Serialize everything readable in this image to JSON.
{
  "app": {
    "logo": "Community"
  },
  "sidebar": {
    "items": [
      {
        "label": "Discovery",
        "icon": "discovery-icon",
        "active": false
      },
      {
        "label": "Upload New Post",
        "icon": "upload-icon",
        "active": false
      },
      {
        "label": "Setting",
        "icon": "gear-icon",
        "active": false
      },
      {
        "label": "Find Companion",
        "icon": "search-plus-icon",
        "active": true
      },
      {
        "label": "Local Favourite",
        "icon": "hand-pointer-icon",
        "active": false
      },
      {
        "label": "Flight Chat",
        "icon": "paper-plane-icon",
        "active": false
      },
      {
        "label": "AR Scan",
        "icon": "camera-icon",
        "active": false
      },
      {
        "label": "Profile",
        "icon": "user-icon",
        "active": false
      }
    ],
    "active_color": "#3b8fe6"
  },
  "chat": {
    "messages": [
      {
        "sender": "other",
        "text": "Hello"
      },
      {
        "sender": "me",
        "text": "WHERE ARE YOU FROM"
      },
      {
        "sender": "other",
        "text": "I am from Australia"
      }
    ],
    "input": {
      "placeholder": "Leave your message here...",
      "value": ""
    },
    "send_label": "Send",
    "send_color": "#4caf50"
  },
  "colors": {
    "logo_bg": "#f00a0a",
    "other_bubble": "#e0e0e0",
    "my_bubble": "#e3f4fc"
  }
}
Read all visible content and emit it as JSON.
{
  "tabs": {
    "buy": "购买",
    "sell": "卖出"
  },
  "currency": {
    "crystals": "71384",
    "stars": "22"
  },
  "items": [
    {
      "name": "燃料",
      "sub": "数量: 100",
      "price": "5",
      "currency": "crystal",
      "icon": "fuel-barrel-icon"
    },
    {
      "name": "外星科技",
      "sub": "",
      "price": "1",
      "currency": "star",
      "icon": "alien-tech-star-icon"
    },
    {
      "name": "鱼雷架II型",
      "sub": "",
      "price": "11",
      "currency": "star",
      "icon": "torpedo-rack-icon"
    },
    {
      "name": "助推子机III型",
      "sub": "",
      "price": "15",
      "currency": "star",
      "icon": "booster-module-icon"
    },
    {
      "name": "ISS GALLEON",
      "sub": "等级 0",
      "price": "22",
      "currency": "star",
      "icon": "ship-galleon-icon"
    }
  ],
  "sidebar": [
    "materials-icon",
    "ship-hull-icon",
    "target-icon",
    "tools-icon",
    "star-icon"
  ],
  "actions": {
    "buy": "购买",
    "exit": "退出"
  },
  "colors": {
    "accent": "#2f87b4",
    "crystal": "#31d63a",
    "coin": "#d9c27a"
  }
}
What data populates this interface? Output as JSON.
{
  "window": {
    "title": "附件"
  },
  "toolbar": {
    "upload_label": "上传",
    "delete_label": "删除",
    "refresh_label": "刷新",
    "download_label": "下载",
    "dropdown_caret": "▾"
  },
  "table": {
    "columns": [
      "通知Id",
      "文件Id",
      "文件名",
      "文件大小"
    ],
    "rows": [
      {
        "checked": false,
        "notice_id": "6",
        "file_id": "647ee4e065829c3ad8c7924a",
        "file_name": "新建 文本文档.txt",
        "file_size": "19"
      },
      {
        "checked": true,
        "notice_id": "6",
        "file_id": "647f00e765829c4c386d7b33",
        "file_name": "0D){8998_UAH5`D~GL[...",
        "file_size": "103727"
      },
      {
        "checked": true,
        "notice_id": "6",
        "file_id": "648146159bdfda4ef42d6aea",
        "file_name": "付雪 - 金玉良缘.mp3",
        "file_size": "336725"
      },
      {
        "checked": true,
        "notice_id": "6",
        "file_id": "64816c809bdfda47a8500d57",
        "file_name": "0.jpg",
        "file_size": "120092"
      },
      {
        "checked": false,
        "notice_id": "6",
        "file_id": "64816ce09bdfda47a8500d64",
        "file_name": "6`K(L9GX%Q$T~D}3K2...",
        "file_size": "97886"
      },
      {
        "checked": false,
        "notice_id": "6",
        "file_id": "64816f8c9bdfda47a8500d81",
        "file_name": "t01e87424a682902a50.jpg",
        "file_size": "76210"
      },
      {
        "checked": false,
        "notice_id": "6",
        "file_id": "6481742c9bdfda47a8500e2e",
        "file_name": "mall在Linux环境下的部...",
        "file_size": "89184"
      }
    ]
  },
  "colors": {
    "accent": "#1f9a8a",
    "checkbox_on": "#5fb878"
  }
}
◇ ◇ ◇
Objective —
Output the entries exactly.

Correct answer —
Serialize everything readable in this image to JSON.
{
  "app": {
    "logo": "Community"
  },
  "sidebar": {
    "items": [
      {
        "label": "Discovery",
        "icon": "discovery-icon",
        "active": false
      },
      {
        "label": "Upload New Post",
        "icon": "upload-icon",
        "active": false
      },
      {
        "label": "Setting",
        "icon": "gear-icon",
        "active": false
      },
      {
        "label": "Find Companion",
        "icon": "search-plus-icon",
        "active": true
      },
      {
        "label": "Local Favourite",
        "icon": "hand-pointer-icon",
        "active": false
      },
      {
        "label": "Flight Chat",
        "icon": "paper-plane-icon",
        "active": false
      },
      {
        "label": "AR Scan",
        "icon": "camera-icon",
        "active": false
      },
      {
        "label": "Profile",
        "icon": "user-icon",
        "active": false
      }
    ],
    "active_color": "#3b8fe6"
  },
  "chat": {
    "messages": [
      {
        "sender": "other",
        "text": "Hello"
      },
      {
        "sender": "me",
        "text": "WHERE ARE YOU FROM"
      },
      {
        "sender": "other",
        "text": "I am from Australia"
      }
    ],
    "input": {
      "placeholder": "Leave your message here...",
      "value": ""
    },
    "send_label": "Send",
    "send_color": "#4caf50"
  },
  "colors": {
    "logo_bg": "#f00a0a",
    "other_bubble": "#e0e0e0",
    "my_bubble": "#e3f4fc"
  }
}
Read all visible content and emit it as JSON.
{
  "tabs": {
    "buy": "购买",
    "sell": "卖出"
  },
  "currency": {
    "crystals": "71384",
    "stars": "22"
  },
  "items": [
    {
      "name": "燃料",
      "sub": "数量: 100",
      "price": "5",
      "currency": "crystal",
      "icon": "fuel-barrel-icon"
    },
    {
      "name": "外星科技",
      "sub": "",
      "price": "1",
      "currency": "star",
      "icon": "alien-tech-star-icon"
    },
    {
      "name": "鱼雷架II型",
      "sub": "",
      "price": "11",
      "currency": "star",
      "icon": "torpedo-rack-icon"
    },
    {
      "name": "助推子机III型",
      "sub": "",
      "price": "15",
      "currency": "star",
      "icon": "booster-module-icon"
    },
    {
      "name": "ISS GALLEON",
      "sub": "等级 0",
      "price": "22",
      "currency": "star",
      "icon": "ship-galleon-icon"
    }
  ],
  "sidebar": [
    "materials-icon",
    "ship-hull-icon",
    "target-icon",
    "tools-icon",
    "star-icon"
  ],
  "actions": {
    "buy": "购买",
    "exit": "退出"
  },
  "colors": {
    "accent": "#2f87b4",
    "crystal": "#31d63a",
    "coin": "#d9c27a"
  }
}
What data populates this interface? Output as JSON.
{
  "window": {
    "title": "附件"
  },
  "toolbar": {
    "upload_label": "上传",
    "delete_label": "删除",
    "refresh_label": "刷新",
    "download_label": "下载",
    "dropdown_caret": "▾"
  },
  "table": {
    "columns": [
      "通知Id",
      "文件Id",
      "文件名",
      "文件大小"
    ],
    "rows": [
      {
        "checked": false,
        "notice_id": "6",
        "file_id": "647ee4e065829c3ad8c7924a",
        "file_name": "新建 文本文档.txt",
        "file_size": "19"
      },
      {
        "checked": true,
        "notice_id": "6",
        "file_id": "647f00e765829c4c386d7b33",
        "file_name": "0D){8998_UAH5`D~GL[...",
        "file_size": "103727"
      },
      {
        "checked": true,
        "notice_id": "6",
        "file_id": "648146159bdfda4ef42d6aea",
        "file_name": "付雪 - 金玉良缘.mp3",
        "file_size": "336725"
      },
      {
        "checked": true,
        "notice_id": "6",
        "file_id": "64816c809bdfda47a8500d57",
        "file_name": "0.jpg",
        "file_size": "120092"
      },
      {
        "checked": false,
        "notice_id": "6",
        "file_id": "64816ce09bdfda47a8500d64",
        "file_name": "6`K(L9GX%Q$T~D}3K2...",
        "file_size": "97886"
      },
      {
        "checked": false,
        "notice_id": "6",
        "file_id": "64816f8c9bdfda47a8500d81",
        "file_name": "t01e87424a682902a50.jpg",
        "file_size": "76210"
      },
      {
        "checked": false,
        "notice_id": "6",
        "file_id": "6481742c9bdfda47a8500e2e",
        "file_name": "mall在Linux环境下的部...",
        "file_size": "89184"
      }
    ]
  },
  "colors": {
    "accent": "#1f9a8a",
    "checkbox_on": "#5fb878"
  }
}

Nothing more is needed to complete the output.